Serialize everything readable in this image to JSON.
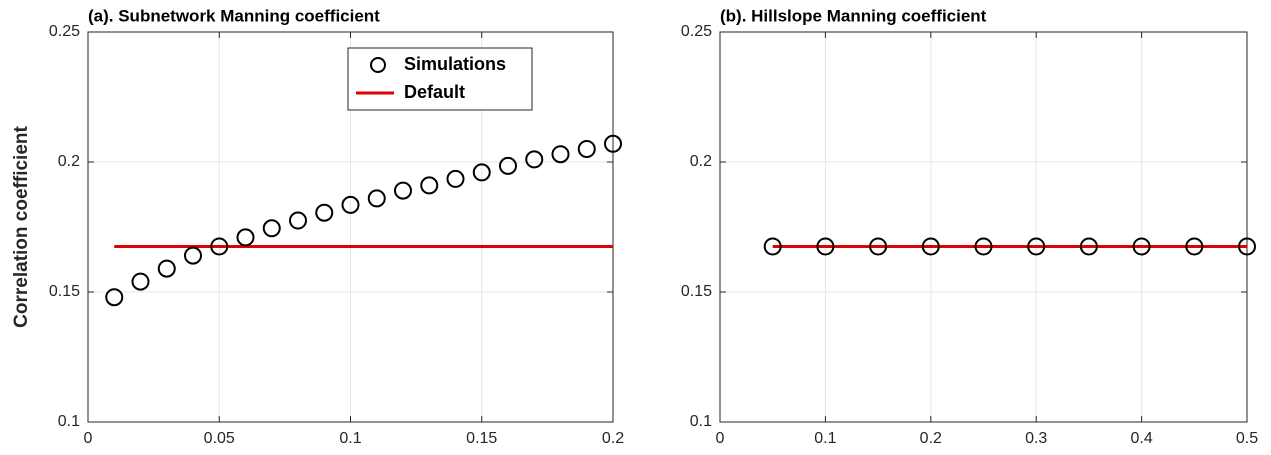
{
  "chart_data": [
    {
      "type": "scatter",
      "title": "(a). Subnetwork Manning coefficient",
      "y_label": "Correlation coefficient",
      "xlim": [
        0,
        0.2
      ],
      "xticks": [
        0,
        0.05,
        0.1,
        0.15,
        0.2
      ],
      "ylim": [
        0.1,
        0.25
      ],
      "yticks": [
        0.1,
        0.15,
        0.2,
        0.25
      ],
      "grid": true,
      "legend": "north",
      "series": [
        {
          "name": "Simulations",
          "style": "markers",
          "color": "#000000",
          "x": [
            0.01,
            0.02,
            0.03,
            0.04,
            0.05,
            0.06,
            0.07,
            0.08,
            0.09,
            0.1,
            0.11,
            0.12,
            0.13,
            0.14,
            0.15,
            0.16,
            0.17,
            0.18,
            0.19,
            0.2
          ],
          "values": [
            0.148,
            0.154,
            0.159,
            0.164,
            0.1675,
            0.171,
            0.1745,
            0.1775,
            0.1805,
            0.1835,
            0.186,
            0.189,
            0.191,
            0.1935,
            0.196,
            0.1985,
            0.201,
            0.203,
            0.205,
            0.207
          ]
        },
        {
          "name": "Default",
          "style": "line",
          "color": "#e00000",
          "x": [
            0.01,
            0.2
          ],
          "values": [
            0.1675,
            0.1675
          ]
        }
      ]
    },
    {
      "type": "scatter",
      "title": "(b). Hillslope Manning coefficient",
      "xlim": [
        0,
        0.5
      ],
      "xticks": [
        0,
        0.1,
        0.2,
        0.3,
        0.4,
        0.5
      ],
      "ylim": [
        0.1,
        0.25
      ],
      "yticks": [
        0.1,
        0.15,
        0.2,
        0.25
      ],
      "grid": true,
      "series": [
        {
          "name": "Simulations",
          "style": "markers",
          "color": "#000000",
          "x": [
            0.05,
            0.1,
            0.15,
            0.2,
            0.25,
            0.3,
            0.35,
            0.4,
            0.45,
            0.5
          ],
          "values": [
            0.1675,
            0.1675,
            0.1675,
            0.1675,
            0.1675,
            0.1675,
            0.1675,
            0.1675,
            0.1675,
            0.1675
          ]
        },
        {
          "name": "Default",
          "style": "line",
          "color": "#e00000",
          "x": [
            0.05,
            0.5
          ],
          "values": [
            0.1675,
            0.1675
          ]
        }
      ]
    }
  ]
}
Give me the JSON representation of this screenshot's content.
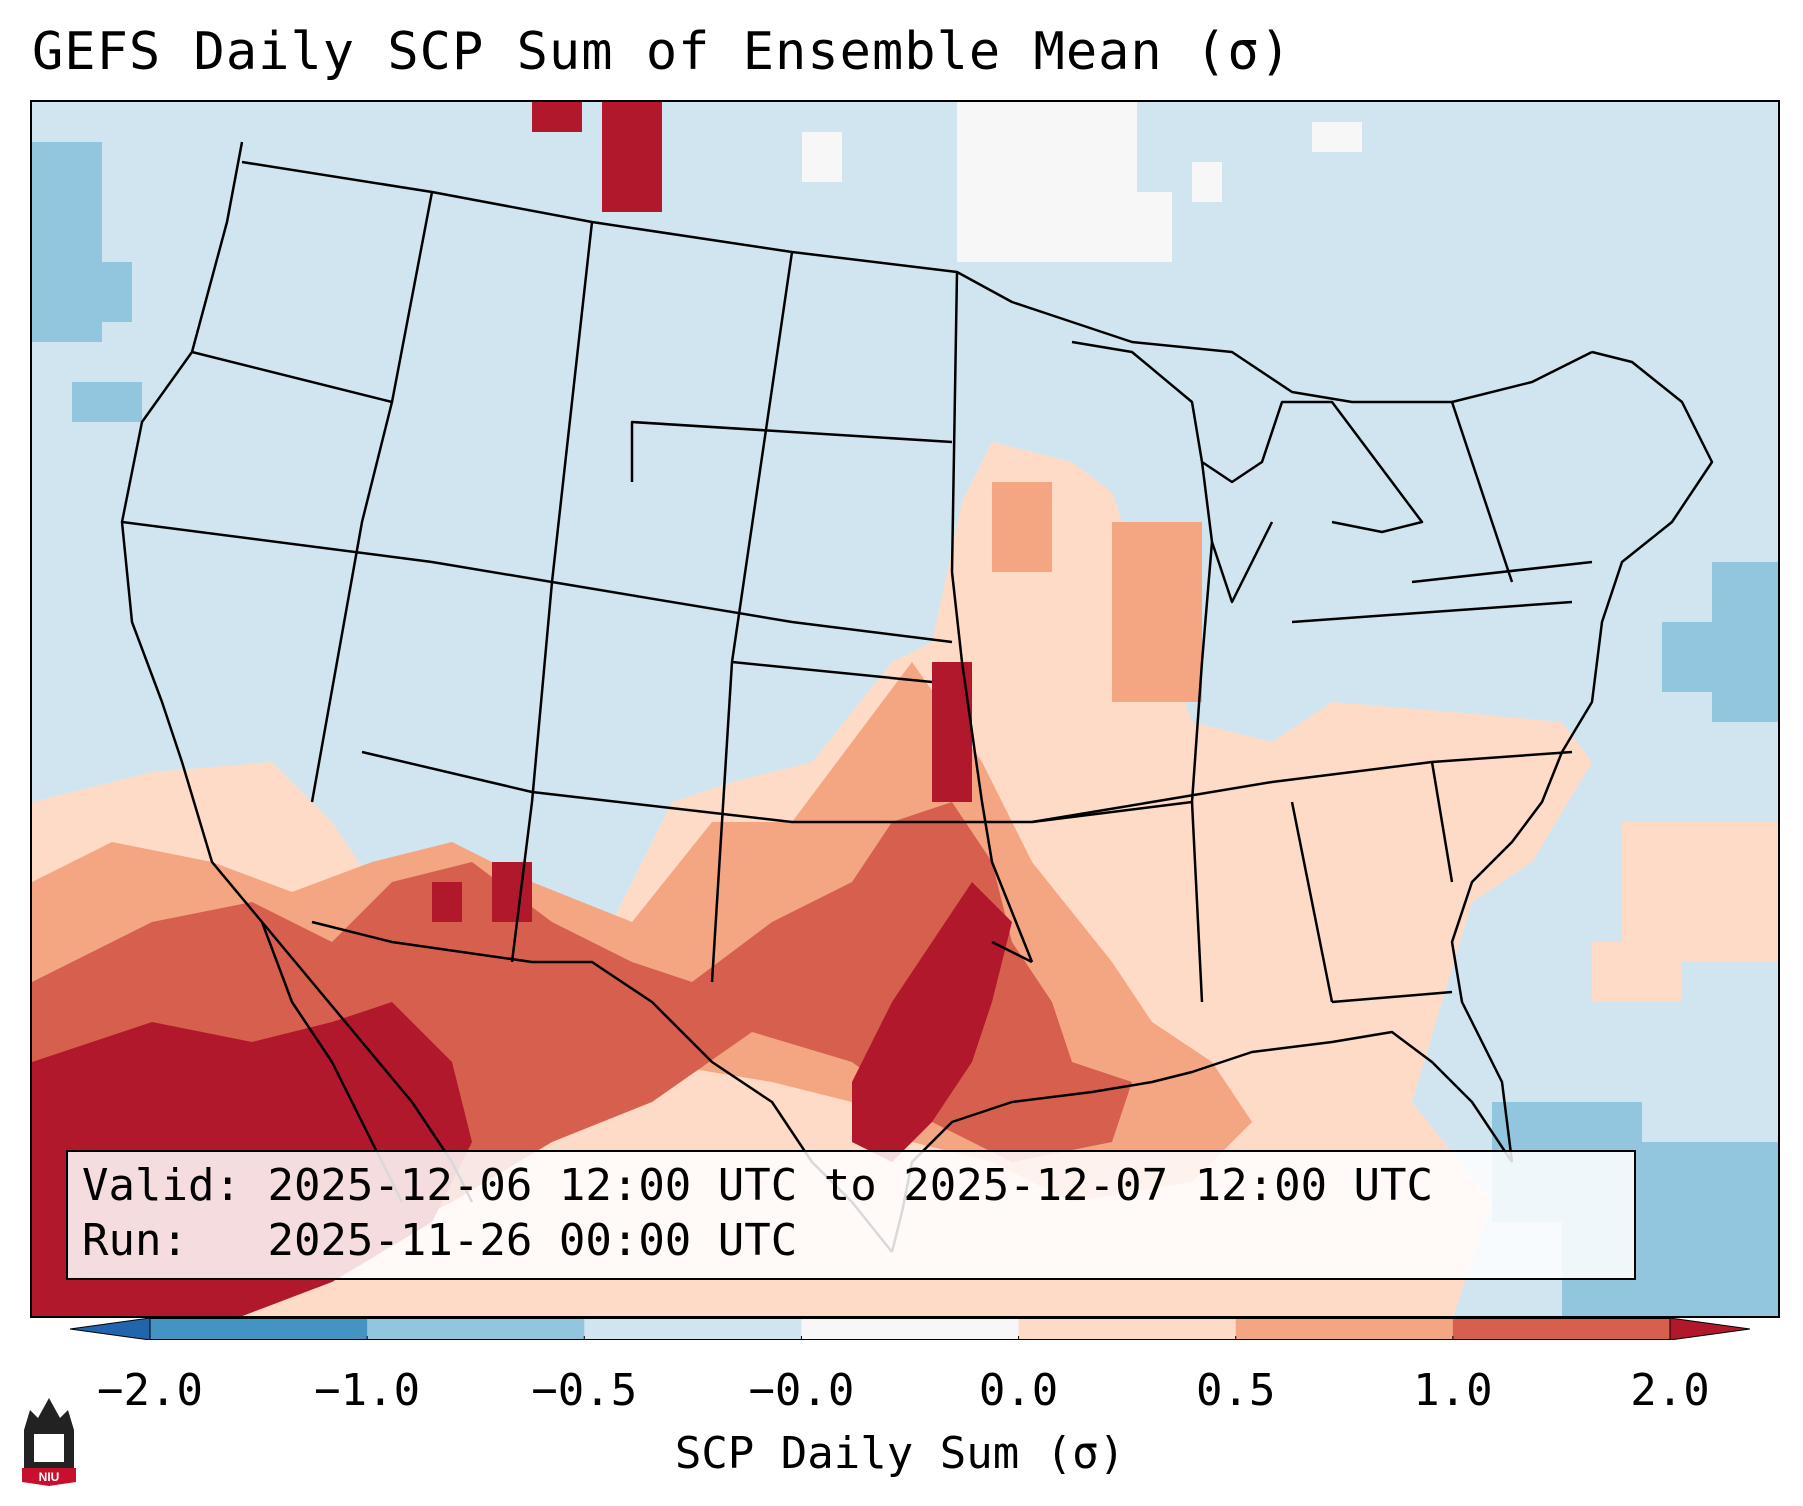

|---|

● **Requirement**
Copy every line of the entries above in which "coefficient" occurs.

● **Answer in full**
      "title": "(a). Subnetwork Manning coefficient",
      "y_label": "Correlation coefficient",
      "title": "(b). Hillslope Manning coefficient",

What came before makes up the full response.